WHAT THIS TASK INVOLVES: Print each line exactly as it is given.
═════ RECORDS SHOWN
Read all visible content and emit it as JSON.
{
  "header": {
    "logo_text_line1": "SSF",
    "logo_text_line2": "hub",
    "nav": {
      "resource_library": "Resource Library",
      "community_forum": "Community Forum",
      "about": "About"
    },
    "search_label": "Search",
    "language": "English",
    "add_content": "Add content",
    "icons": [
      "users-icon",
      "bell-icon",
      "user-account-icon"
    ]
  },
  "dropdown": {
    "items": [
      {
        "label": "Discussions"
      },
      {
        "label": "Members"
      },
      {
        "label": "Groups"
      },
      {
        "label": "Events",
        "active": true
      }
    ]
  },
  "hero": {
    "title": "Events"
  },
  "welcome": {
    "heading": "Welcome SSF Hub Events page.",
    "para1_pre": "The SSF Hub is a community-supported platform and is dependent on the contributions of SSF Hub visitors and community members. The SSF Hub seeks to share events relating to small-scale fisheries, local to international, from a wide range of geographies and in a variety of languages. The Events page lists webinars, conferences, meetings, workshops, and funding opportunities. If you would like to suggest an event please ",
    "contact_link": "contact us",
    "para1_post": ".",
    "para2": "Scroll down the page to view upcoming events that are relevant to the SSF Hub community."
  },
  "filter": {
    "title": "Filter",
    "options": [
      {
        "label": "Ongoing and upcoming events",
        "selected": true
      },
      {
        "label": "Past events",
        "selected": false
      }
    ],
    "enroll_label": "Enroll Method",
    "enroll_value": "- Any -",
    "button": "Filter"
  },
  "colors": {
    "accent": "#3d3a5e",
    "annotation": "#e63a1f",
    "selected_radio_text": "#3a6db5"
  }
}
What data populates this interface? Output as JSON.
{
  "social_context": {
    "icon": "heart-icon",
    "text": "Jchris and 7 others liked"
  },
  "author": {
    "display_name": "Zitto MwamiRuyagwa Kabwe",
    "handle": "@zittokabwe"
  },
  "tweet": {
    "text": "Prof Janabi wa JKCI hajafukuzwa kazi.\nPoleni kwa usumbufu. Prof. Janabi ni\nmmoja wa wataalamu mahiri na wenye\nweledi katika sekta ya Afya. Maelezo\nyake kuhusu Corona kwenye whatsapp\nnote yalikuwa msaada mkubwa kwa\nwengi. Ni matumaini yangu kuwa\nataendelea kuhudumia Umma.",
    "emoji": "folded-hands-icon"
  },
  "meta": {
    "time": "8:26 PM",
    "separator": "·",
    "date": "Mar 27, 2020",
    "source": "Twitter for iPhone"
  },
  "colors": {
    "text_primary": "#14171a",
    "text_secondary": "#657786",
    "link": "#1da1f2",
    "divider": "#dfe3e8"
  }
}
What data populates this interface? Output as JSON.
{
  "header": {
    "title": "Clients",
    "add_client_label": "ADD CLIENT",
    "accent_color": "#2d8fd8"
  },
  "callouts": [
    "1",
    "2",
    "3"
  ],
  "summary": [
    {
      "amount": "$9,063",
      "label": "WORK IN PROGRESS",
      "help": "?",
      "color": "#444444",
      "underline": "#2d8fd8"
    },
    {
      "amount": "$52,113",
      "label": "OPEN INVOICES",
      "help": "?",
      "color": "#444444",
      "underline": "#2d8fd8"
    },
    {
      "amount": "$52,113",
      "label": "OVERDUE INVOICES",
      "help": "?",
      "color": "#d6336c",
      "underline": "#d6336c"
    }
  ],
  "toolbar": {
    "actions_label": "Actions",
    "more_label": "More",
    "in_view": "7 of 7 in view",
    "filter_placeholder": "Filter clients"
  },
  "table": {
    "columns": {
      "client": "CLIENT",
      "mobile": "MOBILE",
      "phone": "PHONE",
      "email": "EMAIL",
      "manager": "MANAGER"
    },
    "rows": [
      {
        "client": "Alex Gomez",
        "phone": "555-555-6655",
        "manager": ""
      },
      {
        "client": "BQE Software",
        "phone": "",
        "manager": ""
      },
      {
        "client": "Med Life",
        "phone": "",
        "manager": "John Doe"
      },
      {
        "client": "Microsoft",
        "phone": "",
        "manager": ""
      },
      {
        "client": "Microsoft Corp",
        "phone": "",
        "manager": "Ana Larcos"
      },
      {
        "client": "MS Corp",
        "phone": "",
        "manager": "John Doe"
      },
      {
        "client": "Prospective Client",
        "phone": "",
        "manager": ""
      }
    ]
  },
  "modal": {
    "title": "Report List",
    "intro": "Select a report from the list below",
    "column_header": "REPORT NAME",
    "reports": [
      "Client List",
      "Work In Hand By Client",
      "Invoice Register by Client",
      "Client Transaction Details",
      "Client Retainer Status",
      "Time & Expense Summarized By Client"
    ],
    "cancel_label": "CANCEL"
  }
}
══════════
REPLY:
Read all visible content and emit it as JSON.
{
  "header": {
    "logo_text_line1": "SSF",
    "logo_text_line2": "hub",
    "nav": {
      "resource_library": "Resource Library",
      "community_forum": "Community Forum",
      "about": "About"
    },
    "search_label": "Search",
    "language": "English",
    "add_content": "Add content",
    "icons": [
      "users-icon",
      "bell-icon",
      "user-account-icon"
    ]
  },
  "dropdown": {
    "items": [
      {
        "label": "Discussions"
      },
      {
        "label": "Members"
      },
      {
        "label": "Groups"
      },
      {
        "label": "Events",
        "active": true
      }
    ]
  },
  "hero": {
    "title": "Events"
  },
  "welcome": {
    "heading": "Welcome SSF Hub Events page.",
    "para1_pre": "The SSF Hub is a community-supported platform and is dependent on the contributions of SSF Hub visitors and community members. The SSF Hub seeks to share events relating to small-scale fisheries, local to international, from a wide range of geographies and in a variety of languages. The Events page lists webinars, conferences, meetings, workshops, and funding opportunities. If you would like to suggest an event please ",
    "contact_link": "contact us",
    "para1_post": ".",
    "para2": "Scroll down the page to view upcoming events that are relevant to the SSF Hub community."
  },
  "filter": {
    "title": "Filter",
    "options": [
      {
        "label": "Ongoing and upcoming events",
        "selected": true
      },
      {
        "label": "Past events",
        "selected": false
      }
    ],
    "enroll_label": "Enroll Method",
    "enroll_value": "- Any -",
    "button": "Filter"
  },
  "colors": {
    "accent": "#3d3a5e",
    "annotation": "#e63a1f",
    "selected_radio_text": "#3a6db5"
  }
}
What data populates this interface? Output as JSON.
{
  "social_context": {
    "icon": "heart-icon",
    "text": "Jchris and 7 others liked"
  },
  "author": {
    "display_name": "Zitto MwamiRuyagwa Kabwe",
    "handle": "@zittokabwe"
  },
  "tweet": {
    "text": "Prof Janabi wa JKCI hajafukuzwa kazi.\nPoleni kwa usumbufu. Prof. Janabi ni\nmmoja wa wataalamu mahiri na wenye\nweledi katika sekta ya Afya. Maelezo\nyake kuhusu Corona kwenye whatsapp\nnote yalikuwa msaada mkubwa kwa\nwengi. Ni matumaini yangu kuwa\nataendelea kuhudumia Umma.",
    "emoji": "folded-hands-icon"
  },
  "meta": {
    "time": "8:26 PM",
    "separator": "·",
    "date": "Mar 27, 2020",
    "source": "Twitter for iPhone"
  },
  "colors": {
    "text_primary": "#14171a",
    "text_secondary": "#657786",
    "link": "#1da1f2",
    "divider": "#dfe3e8"
  }
}
What data populates this interface? Output as JSON.
{
  "header": {
    "title": "Clients",
    "add_client_label": "ADD CLIENT",
    "accent_color": "#2d8fd8"
  },
  "callouts": [
    "1",
    "2",
    "3"
  ],
  "summary": [
    {
      "amount": "$9,063",
      "label": "WORK IN PROGRESS",
      "help": "?",
      "color": "#444444",
      "underline": "#2d8fd8"
    },
    {
      "amount": "$52,113",
      "label": "OPEN INVOICES",
      "help": "?",
      "color": "#444444",
      "underline": "#2d8fd8"
    },
    {
      "amount": "$52,113",
      "label": "OVERDUE INVOICES",
      "help": "?",
      "color": "#d6336c",
      "underline": "#d6336c"
    }
  ],
  "toolbar": {
    "actions_label": "Actions",
    "more_label": "More",
    "in_view": "7 of 7 in view",
    "filter_placeholder": "Filter clients"
  },
  "table": {
    "columns": {
      "client": "CLIENT",
      "mobile": "MOBILE",
      "phone": "PHONE",
      "email": "EMAIL",
      "manager": "MANAGER"
    },
    "rows": [
      {
        "client": "Alex Gomez",
        "phone": "555-555-6655",
        "manager": ""
      },
      {
        "client": "BQE Software",
        "phone": "",
        "manager": ""
      },
      {
        "client": "Med Life",
        "phone": "",
        "manager": "John Doe"
      },
      {
        "client": "Microsoft",
        "phone": "",
        "manager": ""
      },
      {
        "client": "Microsoft Corp",
        "phone": "",
        "manager": "Ana Larcos"
      },
      {
        "client": "MS Corp",
        "phone": "",
        "manager": "John Doe"
      },
      {
        "client": "Prospective Client",
        "phone": "",
        "manager": ""
      }
    ]
  },
  "modal": {
    "title": "Report List",
    "intro": "Select a report from the list below",
    "column_header": "REPORT NAME",
    "reports": [
      "Client List",
      "Work In Hand By Client",
      "Invoice Register by Client",
      "Client Transaction Details",
      "Client Retainer Status",
      "Time & Expense Summarized By Client"
    ],
    "cancel_label": "CANCEL"
  }
}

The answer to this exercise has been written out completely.